--- start of RECORDS FOR THE TASK ---

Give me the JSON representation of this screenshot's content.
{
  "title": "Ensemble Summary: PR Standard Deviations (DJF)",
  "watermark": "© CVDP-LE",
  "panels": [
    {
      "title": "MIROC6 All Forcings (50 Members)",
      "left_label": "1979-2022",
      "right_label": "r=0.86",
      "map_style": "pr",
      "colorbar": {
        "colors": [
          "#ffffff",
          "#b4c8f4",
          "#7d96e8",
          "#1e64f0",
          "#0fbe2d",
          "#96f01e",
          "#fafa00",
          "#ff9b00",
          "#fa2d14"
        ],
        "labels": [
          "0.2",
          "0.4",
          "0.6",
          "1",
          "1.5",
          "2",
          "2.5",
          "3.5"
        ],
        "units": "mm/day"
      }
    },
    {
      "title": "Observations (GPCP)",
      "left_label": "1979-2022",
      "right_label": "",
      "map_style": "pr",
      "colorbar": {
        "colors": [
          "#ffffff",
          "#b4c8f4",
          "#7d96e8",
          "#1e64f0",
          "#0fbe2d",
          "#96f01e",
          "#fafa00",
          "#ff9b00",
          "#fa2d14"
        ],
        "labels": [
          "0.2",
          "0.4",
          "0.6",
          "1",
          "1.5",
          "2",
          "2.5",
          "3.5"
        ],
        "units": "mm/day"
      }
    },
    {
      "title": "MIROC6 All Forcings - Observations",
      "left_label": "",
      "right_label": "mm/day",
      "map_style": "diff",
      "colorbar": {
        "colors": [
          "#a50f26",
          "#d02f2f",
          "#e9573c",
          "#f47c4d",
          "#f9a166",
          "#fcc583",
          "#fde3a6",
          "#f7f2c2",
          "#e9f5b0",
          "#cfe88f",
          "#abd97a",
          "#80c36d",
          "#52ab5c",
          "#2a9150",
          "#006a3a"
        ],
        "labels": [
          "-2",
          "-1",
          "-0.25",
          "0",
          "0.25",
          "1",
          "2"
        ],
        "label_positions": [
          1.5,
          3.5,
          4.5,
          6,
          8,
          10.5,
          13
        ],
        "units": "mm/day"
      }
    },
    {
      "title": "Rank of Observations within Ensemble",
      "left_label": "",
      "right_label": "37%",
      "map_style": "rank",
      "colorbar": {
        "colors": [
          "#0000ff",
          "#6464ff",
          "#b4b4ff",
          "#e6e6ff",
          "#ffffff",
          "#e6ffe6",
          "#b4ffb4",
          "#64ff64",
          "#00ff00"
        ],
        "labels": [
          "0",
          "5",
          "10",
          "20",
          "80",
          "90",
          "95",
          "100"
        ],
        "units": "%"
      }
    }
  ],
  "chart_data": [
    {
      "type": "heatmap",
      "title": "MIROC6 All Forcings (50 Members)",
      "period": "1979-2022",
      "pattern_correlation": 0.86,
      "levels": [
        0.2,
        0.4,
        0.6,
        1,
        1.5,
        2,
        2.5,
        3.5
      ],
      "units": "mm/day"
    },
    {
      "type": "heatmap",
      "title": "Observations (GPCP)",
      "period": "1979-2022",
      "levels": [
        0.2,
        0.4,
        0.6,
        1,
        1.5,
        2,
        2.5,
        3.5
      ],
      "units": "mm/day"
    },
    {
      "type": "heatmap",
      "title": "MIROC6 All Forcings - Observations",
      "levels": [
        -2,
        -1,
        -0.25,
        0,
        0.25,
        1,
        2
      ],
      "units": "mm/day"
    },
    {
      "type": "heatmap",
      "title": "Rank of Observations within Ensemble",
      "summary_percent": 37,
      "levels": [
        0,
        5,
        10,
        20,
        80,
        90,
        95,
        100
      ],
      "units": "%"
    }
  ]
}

--- end of RECORDS FOR THE TASK ---

• _WHAT THE EXERCISE ASKS_:
Each entry above needs to be retyped exactly.

• _EXERCISE SOLUTION_:
Give me the JSON representation of this screenshot's content.
{
  "title": "Ensemble Summary: PR Standard Deviations (DJF)",
  "watermark": "© CVDP-LE",
  "panels": [
    {
      "title": "MIROC6 All Forcings (50 Members)",
      "left_label": "1979-2022",
      "right_label": "r=0.86",
      "map_style": "pr",
      "colorbar": {
        "colors": [
          "#ffffff",
          "#b4c8f4",
          "#7d96e8",
          "#1e64f0",
          "#0fbe2d",
          "#96f01e",
          "#fafa00",
          "#ff9b00",
          "#fa2d14"
        ],
        "labels": [
          "0.2",
          "0.4",
          "0.6",
          "1",
          "1.5",
          "2",
          "2.5",
          "3.5"
        ],
        "units": "mm/day"
      }
    },
    {
      "title": "Observations (GPCP)",
      "left_label": "1979-2022",
      "right_label": "",
      "map_style": "pr",
      "colorbar": {
        "colors": [
          "#ffffff",
          "#b4c8f4",
          "#7d96e8",
          "#1e64f0",
          "#0fbe2d",
          "#96f01e",
          "#fafa00",
          "#ff9b00",
          "#fa2d14"
        ],
        "labels": [
          "0.2",
          "0.4",
          "0.6",
          "1",
          "1.5",
          "2",
          "2.5",
          "3.5"
        ],
        "units": "mm/day"
      }
    },
    {
      "title": "MIROC6 All Forcings - Observations",
      "left_label": "",
      "right_label": "mm/day",
      "map_style": "diff",
      "colorbar": {
        "colors": [
          "#a50f26",
          "#d02f2f",
          "#e9573c",
          "#f47c4d",
          "#f9a166",
          "#fcc583",
          "#fde3a6",
          "#f7f2c2",
          "#e9f5b0",
          "#cfe88f",
          "#abd97a",
          "#80c36d",
          "#52ab5c",
          "#2a9150",
          "#006a3a"
        ],
        "labels": [
          "-2",
          "-1",
          "-0.25",
          "0",
          "0.25",
          "1",
          "2"
        ],
        "label_positions": [
          1.5,
          3.5,
          4.5,
          6,
          8,
          10.5,
          13
        ],
        "units": "mm/day"
      }
    },
    {
      "title": "Rank of Observations within Ensemble",
      "left_label": "",
      "right_label": "37%",
      "map_style": "rank",
      "colorbar": {
        "colors": [
          "#0000ff",
          "#6464ff",
          "#b4b4ff",
          "#e6e6ff",
          "#ffffff",
          "#e6ffe6",
          "#b4ffb4",
          "#64ff64",
          "#00ff00"
        ],
        "labels": [
          "0",
          "5",
          "10",
          "20",
          "80",
          "90",
          "95",
          "100"
        ],
        "units": "%"
      }
    }
  ],
  "chart_data": [
    {
      "type": "heatmap",
      "title": "MIROC6 All Forcings (50 Members)",
      "period": "1979-2022",
      "pattern_correlation": 0.86,
      "levels": [
        0.2,
        0.4,
        0.6,
        1,
        1.5,
        2,
        2.5,
        3.5
      ],
      "units": "mm/day"
    },
    {
      "type": "heatmap",
      "title": "Observations (GPCP)",
      "period": "1979-2022",
      "levels": [
        0.2,
        0.4,
        0.6,
        1,
        1.5,
        2,
        2.5,
        3.5
      ],
      "units": "mm/day"
    },
    {
      "type": "heatmap",
      "title": "MIROC6 All Forcings - Observations",
      "levels": [
        -2,
        -1,
        -0.25,
        0,
        0.25,
        1,
        2
      ],
      "units": "mm/day"
    },
    {
      "type": "heatmap",
      "title": "Rank of Observations within Ensemble",
      "summary_percent": 37,
      "levels": [
        0,
        5,
        10,
        20,
        80,
        90,
        95,
        100
      ],
      "units": "%"
    }
  ]
}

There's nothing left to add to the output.